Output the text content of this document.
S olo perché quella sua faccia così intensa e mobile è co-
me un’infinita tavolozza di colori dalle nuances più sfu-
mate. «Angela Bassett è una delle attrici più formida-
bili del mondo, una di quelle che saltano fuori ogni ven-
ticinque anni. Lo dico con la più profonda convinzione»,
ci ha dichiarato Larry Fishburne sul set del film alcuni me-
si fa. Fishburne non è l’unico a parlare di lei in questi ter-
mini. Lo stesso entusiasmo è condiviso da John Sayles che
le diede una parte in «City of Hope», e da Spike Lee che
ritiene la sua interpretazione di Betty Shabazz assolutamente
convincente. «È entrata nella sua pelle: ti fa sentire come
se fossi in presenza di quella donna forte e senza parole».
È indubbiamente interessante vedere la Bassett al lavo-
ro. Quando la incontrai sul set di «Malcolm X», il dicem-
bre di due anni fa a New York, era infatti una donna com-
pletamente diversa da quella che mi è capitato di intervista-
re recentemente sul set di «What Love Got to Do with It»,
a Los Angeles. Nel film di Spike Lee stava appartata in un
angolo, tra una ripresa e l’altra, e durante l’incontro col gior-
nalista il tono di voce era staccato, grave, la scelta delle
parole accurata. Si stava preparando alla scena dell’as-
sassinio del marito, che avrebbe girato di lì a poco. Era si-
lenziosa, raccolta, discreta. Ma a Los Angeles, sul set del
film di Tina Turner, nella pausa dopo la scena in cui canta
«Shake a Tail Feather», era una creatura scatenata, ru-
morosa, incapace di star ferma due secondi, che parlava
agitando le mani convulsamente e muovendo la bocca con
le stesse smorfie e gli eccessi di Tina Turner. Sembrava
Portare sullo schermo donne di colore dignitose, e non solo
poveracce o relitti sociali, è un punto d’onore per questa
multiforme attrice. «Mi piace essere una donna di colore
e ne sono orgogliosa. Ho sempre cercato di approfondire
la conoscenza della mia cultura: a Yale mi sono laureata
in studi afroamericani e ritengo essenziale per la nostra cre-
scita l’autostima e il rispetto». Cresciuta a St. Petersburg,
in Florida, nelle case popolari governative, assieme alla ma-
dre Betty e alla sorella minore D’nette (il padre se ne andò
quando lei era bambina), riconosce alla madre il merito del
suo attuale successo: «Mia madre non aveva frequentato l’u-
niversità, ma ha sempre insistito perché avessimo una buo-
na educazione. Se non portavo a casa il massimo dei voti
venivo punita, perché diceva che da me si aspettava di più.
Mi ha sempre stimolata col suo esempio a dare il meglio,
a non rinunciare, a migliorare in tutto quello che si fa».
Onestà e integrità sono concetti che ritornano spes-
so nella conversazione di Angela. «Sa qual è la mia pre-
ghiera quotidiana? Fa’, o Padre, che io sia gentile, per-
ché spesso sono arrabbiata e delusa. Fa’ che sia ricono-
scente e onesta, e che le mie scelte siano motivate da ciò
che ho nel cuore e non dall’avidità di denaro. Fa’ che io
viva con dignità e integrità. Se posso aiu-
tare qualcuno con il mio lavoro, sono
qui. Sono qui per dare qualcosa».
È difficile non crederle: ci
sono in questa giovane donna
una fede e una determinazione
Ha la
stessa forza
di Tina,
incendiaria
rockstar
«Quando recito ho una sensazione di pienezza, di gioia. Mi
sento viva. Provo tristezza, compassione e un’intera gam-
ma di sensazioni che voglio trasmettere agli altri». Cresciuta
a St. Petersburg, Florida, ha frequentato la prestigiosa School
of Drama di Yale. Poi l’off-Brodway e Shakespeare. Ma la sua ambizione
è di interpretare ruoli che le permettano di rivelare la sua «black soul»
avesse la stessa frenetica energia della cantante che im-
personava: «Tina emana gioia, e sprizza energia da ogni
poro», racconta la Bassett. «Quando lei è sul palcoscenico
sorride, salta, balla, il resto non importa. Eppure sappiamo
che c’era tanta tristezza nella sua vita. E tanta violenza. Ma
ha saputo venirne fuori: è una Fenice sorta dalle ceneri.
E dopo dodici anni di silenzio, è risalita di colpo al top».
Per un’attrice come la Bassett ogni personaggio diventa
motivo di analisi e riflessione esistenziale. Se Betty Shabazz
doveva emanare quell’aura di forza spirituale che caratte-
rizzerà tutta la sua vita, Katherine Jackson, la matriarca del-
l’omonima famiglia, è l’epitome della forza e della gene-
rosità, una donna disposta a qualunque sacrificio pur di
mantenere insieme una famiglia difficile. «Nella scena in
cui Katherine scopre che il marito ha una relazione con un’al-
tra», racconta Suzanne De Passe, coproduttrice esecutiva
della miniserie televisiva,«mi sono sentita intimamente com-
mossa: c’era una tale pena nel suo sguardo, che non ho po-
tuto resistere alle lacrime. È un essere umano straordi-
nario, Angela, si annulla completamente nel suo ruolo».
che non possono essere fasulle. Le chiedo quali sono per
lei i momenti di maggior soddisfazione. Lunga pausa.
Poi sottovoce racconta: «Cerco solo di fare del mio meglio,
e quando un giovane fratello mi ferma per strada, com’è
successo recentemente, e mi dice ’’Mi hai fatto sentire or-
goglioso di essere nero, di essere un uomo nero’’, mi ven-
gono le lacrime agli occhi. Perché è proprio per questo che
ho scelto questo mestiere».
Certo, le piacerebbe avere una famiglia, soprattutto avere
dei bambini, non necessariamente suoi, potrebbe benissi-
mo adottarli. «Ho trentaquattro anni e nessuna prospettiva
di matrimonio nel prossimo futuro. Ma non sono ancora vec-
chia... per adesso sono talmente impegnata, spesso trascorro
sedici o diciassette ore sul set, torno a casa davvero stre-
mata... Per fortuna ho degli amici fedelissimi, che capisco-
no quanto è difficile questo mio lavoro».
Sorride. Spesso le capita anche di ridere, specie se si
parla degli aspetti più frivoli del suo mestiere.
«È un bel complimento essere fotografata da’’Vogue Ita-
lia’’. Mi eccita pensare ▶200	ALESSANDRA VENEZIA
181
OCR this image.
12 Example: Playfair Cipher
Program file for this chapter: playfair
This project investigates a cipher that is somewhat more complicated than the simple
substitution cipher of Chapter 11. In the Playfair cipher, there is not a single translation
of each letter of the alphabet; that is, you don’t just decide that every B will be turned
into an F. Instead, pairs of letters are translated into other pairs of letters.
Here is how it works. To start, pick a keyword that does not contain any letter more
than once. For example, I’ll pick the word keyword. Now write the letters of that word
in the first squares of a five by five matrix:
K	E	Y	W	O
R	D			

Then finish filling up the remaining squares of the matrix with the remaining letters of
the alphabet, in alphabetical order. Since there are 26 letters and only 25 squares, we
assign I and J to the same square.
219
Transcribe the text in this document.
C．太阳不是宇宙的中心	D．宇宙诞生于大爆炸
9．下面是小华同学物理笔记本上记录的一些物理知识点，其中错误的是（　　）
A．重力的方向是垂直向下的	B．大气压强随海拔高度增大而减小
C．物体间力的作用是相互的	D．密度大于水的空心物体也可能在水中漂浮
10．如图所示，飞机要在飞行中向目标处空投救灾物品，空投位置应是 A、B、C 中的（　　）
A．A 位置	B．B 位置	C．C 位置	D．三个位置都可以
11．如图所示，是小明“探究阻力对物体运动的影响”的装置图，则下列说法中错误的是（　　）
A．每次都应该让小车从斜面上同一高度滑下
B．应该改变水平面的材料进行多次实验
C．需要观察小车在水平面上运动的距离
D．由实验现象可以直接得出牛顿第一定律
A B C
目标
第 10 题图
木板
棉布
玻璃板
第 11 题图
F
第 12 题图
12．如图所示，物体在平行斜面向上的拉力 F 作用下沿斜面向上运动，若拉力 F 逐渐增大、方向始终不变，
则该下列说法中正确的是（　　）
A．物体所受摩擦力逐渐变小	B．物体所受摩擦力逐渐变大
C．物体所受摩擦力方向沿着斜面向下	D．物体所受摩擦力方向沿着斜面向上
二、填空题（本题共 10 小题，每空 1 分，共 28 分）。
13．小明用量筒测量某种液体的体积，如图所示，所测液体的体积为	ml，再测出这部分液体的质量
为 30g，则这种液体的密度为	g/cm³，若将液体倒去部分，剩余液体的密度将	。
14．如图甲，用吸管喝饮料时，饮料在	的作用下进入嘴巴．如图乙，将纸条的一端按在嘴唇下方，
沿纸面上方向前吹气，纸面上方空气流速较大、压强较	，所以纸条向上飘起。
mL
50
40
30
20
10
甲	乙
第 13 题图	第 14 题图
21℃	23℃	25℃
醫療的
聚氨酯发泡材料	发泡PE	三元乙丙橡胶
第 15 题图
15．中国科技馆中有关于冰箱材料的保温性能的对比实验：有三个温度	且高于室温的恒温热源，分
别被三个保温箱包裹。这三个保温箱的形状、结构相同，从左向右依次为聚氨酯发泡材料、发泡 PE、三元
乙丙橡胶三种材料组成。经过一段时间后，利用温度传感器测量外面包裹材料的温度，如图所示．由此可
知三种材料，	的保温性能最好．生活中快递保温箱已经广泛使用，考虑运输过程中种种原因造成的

****************************************

## OBJECTIVE
Going through the records above, state how many lines carry "alphabet", with no other text.

## RESULT OF THE EXERCISE
2